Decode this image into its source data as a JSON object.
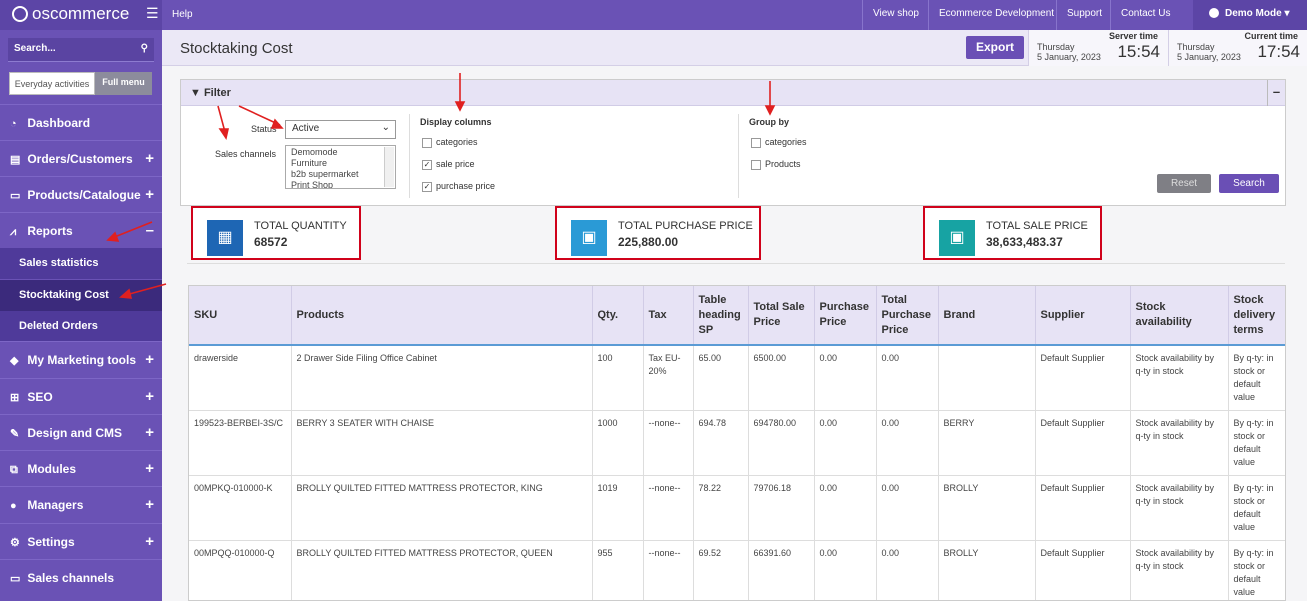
{
  "brand": {
    "name": "oscommerce"
  },
  "topbar": {
    "help": "Help",
    "links": [
      "View shop",
      "Ecommerce Development",
      "Support",
      "Contact Us"
    ],
    "user": "Demo Mode ▾"
  },
  "sidebar": {
    "search_placeholder": "Search...",
    "tabs": [
      "Everyday activities",
      "Full menu"
    ],
    "items": [
      {
        "label": "Dashboard",
        "icon": "dashboard-icon"
      },
      {
        "label": "Orders/Customers",
        "icon": "orders-icon"
      },
      {
        "label": "Products/Catalogue",
        "icon": "folder-icon"
      },
      {
        "label": "Reports",
        "icon": "chart-icon"
      },
      {
        "label": "My Marketing tools",
        "icon": "tag-icon"
      },
      {
        "label": "SEO",
        "icon": "sitemap-icon"
      },
      {
        "label": "Design and CMS",
        "icon": "brush-icon"
      },
      {
        "label": "Modules",
        "icon": "modules-icon"
      },
      {
        "label": "Managers",
        "icon": "user-icon"
      },
      {
        "label": "Settings",
        "icon": "gear-icon"
      },
      {
        "label": "Sales channels",
        "icon": "monitor-icon"
      }
    ],
    "report_sub": [
      "Sales statistics",
      "Stocktaking Cost",
      "Deleted Orders"
    ]
  },
  "header": {
    "title": "Stocktaking Cost",
    "export": "Export",
    "server_time": {
      "label": "Server time",
      "day": "Thursday",
      "date": "5 January, 2023",
      "time": "15:54"
    },
    "current_time": {
      "label": "Current time",
      "day": "Thursday",
      "date": "5 January, 2023",
      "time": "17:54"
    }
  },
  "filter": {
    "title": "Filter",
    "status_label": "Status",
    "status_value": "Active",
    "channels_label": "Sales channels",
    "channels": [
      "Demomode",
      "Furniture",
      "b2b supermarket",
      "Print Shop"
    ],
    "display_label": "Display columns",
    "display_options": [
      {
        "label": "categories",
        "checked": false
      },
      {
        "label": "sale price",
        "checked": true
      },
      {
        "label": "purchase price",
        "checked": true
      }
    ],
    "group_label": "Group by",
    "group_options": [
      {
        "label": "categories",
        "checked": false
      },
      {
        "label": "Products",
        "checked": false
      }
    ],
    "reset": "Reset",
    "search": "Search"
  },
  "summary": [
    {
      "label": "TOTAL QUANTITY",
      "value": "68572",
      "icon": "boxes-icon",
      "color": "#1e66b4"
    },
    {
      "label": "TOTAL PURCHASE PRICE",
      "value": "225,880.00",
      "icon": "money-icon",
      "color": "#2a9ad6"
    },
    {
      "label": "TOTAL SALE PRICE",
      "value": "38,633,483.37",
      "icon": "money-icon",
      "color": "#17a3a3"
    }
  ],
  "table": {
    "headers": [
      "SKU",
      "Products",
      "Qty.",
      "Tax",
      "Table heading SP",
      "Total Sale Price",
      "Purchase Price",
      "Total Purchase Price",
      "Brand",
      "Supplier",
      "Stock availability",
      "Stock delivery terms"
    ],
    "rows": [
      [
        "drawerside",
        "2 Drawer Side Filing Office Cabinet",
        "100",
        "Tax EU-20%",
        "65.00",
        "6500.00",
        "0.00",
        "0.00",
        "",
        "Default Supplier",
        "Stock availability by q-ty in stock",
        "By q-ty: in stock or default value"
      ],
      [
        "199523-BERBEI-3S/C",
        "BERRY 3 SEATER WITH CHAISE",
        "1000",
        "--none--",
        "694.78",
        "694780.00",
        "0.00",
        "0.00",
        "BERRY",
        "Default Supplier",
        "Stock availability by q-ty in stock",
        "By q-ty: in stock or default value"
      ],
      [
        "00MPKQ-010000-K",
        "BROLLY QUILTED FITTED MATTRESS PROTECTOR, KING",
        "1019",
        "--none--",
        "78.22",
        "79706.18",
        "0.00",
        "0.00",
        "BROLLY",
        "Default Supplier",
        "Stock availability by q-ty in stock",
        "By q-ty: in stock or default value"
      ],
      [
        "00MPQQ-010000-Q",
        "BROLLY QUILTED FITTED MATTRESS PROTECTOR, QUEEN",
        "955",
        "--none--",
        "69.52",
        "66391.60",
        "0.00",
        "0.00",
        "BROLLY",
        "Default Supplier",
        "Stock availability by q-ty in stock",
        "By q-ty: in stock or default value"
      ]
    ]
  }
}
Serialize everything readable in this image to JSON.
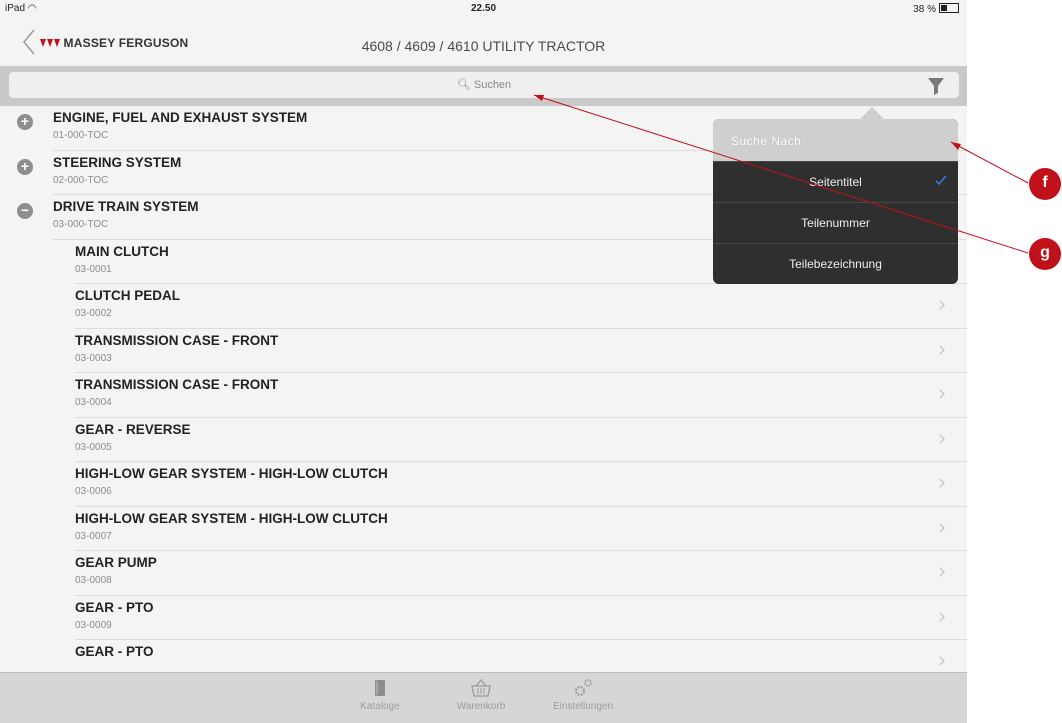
{
  "status_bar": {
    "device": "iPad",
    "time": "22.50",
    "battery": "38 %"
  },
  "nav": {
    "brand": "MASSEY FERGUSON",
    "title": "4608 / 4609 / 4610 UTILITY TRACTOR"
  },
  "search": {
    "placeholder": "Suchen"
  },
  "items": [
    {
      "title": "ENGINE, FUEL AND EXHAUST SYSTEM",
      "code": "01-000-TOC",
      "toggle": "+"
    },
    {
      "title": "STEERING SYSTEM",
      "code": "02-000-TOC",
      "toggle": "+"
    },
    {
      "title": "DRIVE TRAIN SYSTEM",
      "code": "03-000-TOC",
      "toggle": "−"
    },
    {
      "title": "MAIN CLUTCH",
      "code": "03-0001"
    },
    {
      "title": "CLUTCH PEDAL",
      "code": "03-0002"
    },
    {
      "title": "TRANSMISSION CASE - FRONT",
      "code": "03-0003"
    },
    {
      "title": "TRANSMISSION CASE - FRONT",
      "code": "03-0004"
    },
    {
      "title": "GEAR - REVERSE",
      "code": "03-0005"
    },
    {
      "title": "HIGH-LOW GEAR SYSTEM - HIGH-LOW CLUTCH",
      "code": "03-0006"
    },
    {
      "title": "HIGH-LOW GEAR SYSTEM - HIGH-LOW CLUTCH",
      "code": "03-0007"
    },
    {
      "title": "GEAR PUMP",
      "code": "03-0008"
    },
    {
      "title": "GEAR - PTO",
      "code": "03-0009"
    },
    {
      "title": "GEAR - PTO",
      "code": ""
    }
  ],
  "popover": {
    "header": "Suche Nach:",
    "options": [
      "Seitentitel",
      "Teilenummer",
      "Teilebezeichnung"
    ],
    "selected": "Seitentitel"
  },
  "tabbar": {
    "tabs": [
      "Kataloge",
      "Warenkorb",
      "Einstellungen"
    ]
  },
  "callouts": [
    "f",
    "g"
  ],
  "colors": {
    "accent": "#c0101a",
    "check": "#2f7de1",
    "popover_bg": "#2f2f2f"
  }
}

--------------------

#### WHAT THE EXERCISE ASKS:
Identify each line of the material where the word "Stocktaking" shows up, and copy it.

#### TASK ANSWER:
      "Stocktaking Cost",
    "title": "Stocktaking Cost",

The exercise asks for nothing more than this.